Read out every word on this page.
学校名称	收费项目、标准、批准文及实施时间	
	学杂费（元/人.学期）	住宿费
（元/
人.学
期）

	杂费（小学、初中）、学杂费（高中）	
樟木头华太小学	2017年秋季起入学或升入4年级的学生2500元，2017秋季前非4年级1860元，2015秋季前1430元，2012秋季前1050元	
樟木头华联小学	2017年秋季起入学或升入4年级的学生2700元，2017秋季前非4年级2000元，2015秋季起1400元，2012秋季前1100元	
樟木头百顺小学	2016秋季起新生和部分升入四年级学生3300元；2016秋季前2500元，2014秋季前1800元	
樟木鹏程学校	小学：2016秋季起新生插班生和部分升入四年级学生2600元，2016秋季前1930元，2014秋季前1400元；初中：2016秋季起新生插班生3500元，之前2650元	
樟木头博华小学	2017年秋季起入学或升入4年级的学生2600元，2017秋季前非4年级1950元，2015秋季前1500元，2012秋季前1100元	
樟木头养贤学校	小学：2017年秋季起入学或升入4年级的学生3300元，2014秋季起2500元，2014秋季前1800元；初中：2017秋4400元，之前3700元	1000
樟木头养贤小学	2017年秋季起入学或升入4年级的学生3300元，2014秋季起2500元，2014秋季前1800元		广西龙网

===

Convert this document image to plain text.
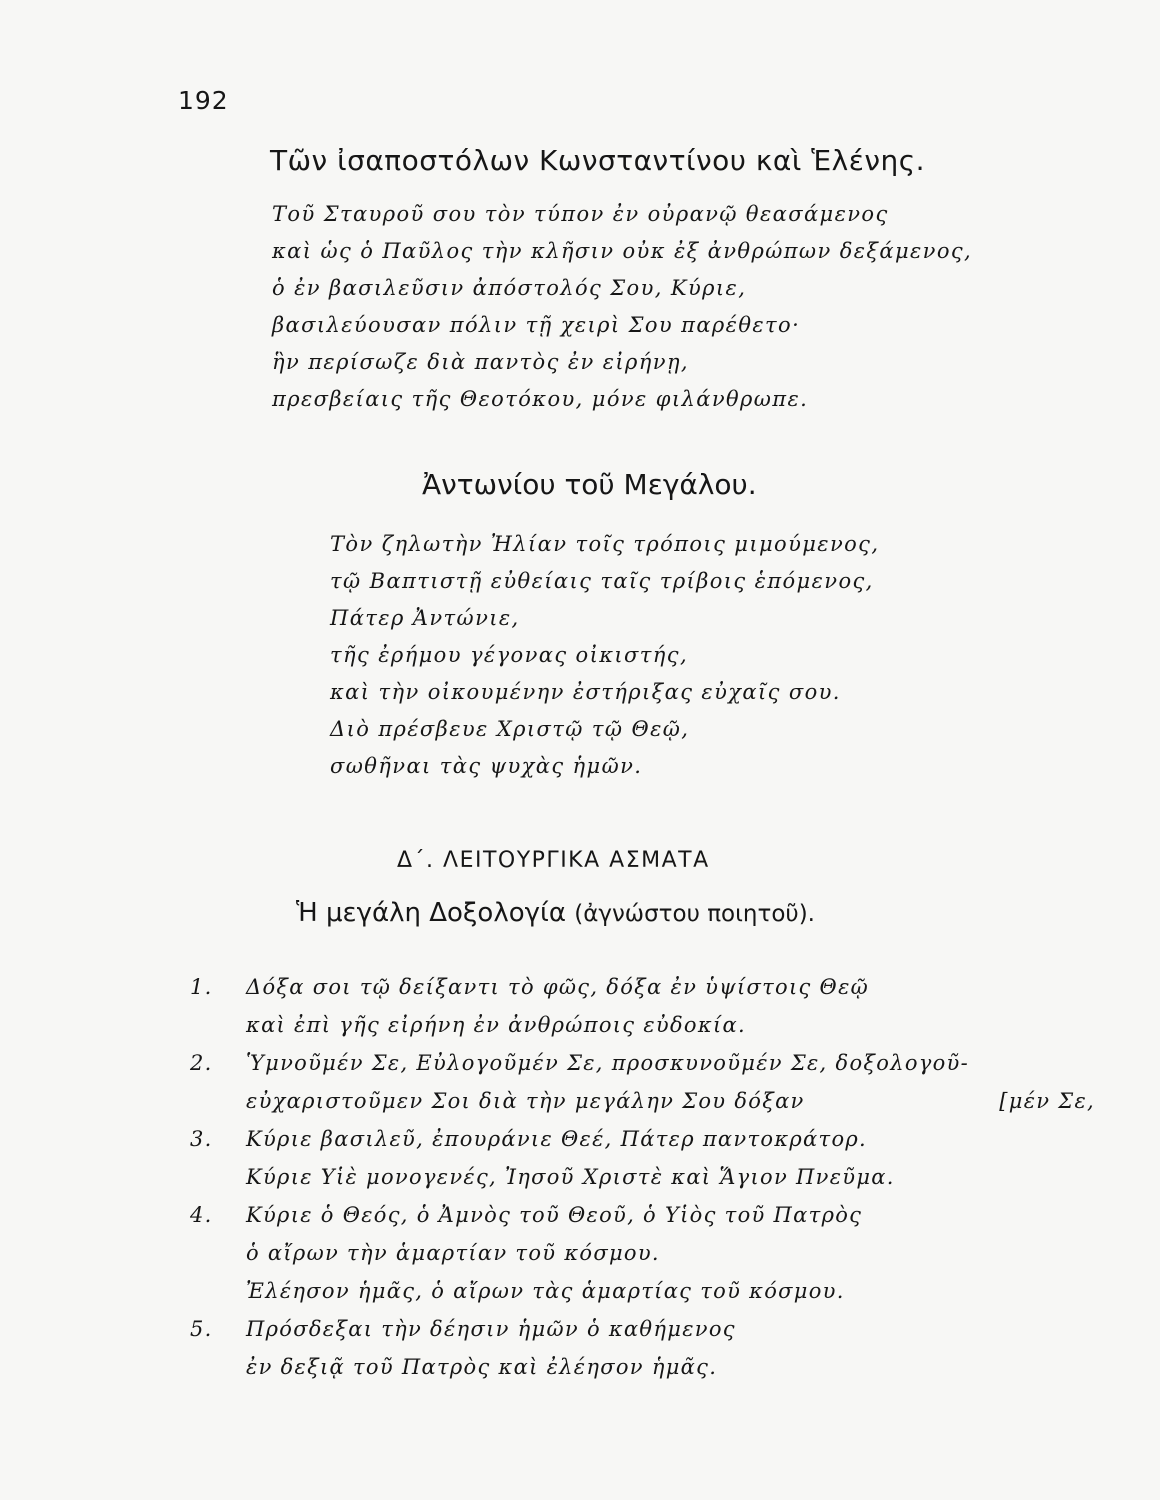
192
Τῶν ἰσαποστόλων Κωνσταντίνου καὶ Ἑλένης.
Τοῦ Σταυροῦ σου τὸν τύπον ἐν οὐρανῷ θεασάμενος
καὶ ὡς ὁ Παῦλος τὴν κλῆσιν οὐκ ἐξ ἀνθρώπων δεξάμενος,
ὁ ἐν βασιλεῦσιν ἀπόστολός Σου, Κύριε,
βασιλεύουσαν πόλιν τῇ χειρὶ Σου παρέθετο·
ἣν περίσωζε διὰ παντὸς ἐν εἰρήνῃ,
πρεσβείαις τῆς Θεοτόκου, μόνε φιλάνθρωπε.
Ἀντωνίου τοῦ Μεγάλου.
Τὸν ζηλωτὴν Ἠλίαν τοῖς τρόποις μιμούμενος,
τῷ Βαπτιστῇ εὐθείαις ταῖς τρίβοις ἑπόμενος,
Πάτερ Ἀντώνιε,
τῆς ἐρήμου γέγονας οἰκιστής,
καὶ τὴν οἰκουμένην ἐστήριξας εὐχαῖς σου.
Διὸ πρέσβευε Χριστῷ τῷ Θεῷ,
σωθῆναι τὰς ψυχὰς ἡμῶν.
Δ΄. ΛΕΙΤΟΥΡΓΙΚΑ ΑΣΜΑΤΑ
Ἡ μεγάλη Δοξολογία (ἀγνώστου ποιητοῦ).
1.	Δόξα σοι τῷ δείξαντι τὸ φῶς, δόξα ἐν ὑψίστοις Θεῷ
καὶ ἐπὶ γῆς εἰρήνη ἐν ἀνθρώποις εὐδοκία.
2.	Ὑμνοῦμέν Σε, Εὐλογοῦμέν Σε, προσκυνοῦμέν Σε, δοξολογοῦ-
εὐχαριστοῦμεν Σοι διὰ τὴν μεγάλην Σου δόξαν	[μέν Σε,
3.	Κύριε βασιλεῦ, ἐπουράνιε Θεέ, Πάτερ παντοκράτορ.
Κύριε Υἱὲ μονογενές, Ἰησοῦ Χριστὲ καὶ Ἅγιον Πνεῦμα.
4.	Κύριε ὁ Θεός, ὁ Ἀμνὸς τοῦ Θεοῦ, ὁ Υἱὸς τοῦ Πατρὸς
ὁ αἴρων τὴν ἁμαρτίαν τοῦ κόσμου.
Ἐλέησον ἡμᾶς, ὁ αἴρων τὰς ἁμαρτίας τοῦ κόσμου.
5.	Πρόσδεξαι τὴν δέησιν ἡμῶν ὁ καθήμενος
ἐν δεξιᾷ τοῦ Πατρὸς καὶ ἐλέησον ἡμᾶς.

===

* **EXERCISE OBJECTIVE**
From the data above, gather every line that includes the word "κόσμου".

* **TASK OUTPUT**
ὁ αἴρων τὴν ἁμαρτίαν τοῦ κόσμου.
Ἐλέησον ἡμᾶς, ὁ αἴρων τὰς ἁμαρτίας τοῦ κόσμου.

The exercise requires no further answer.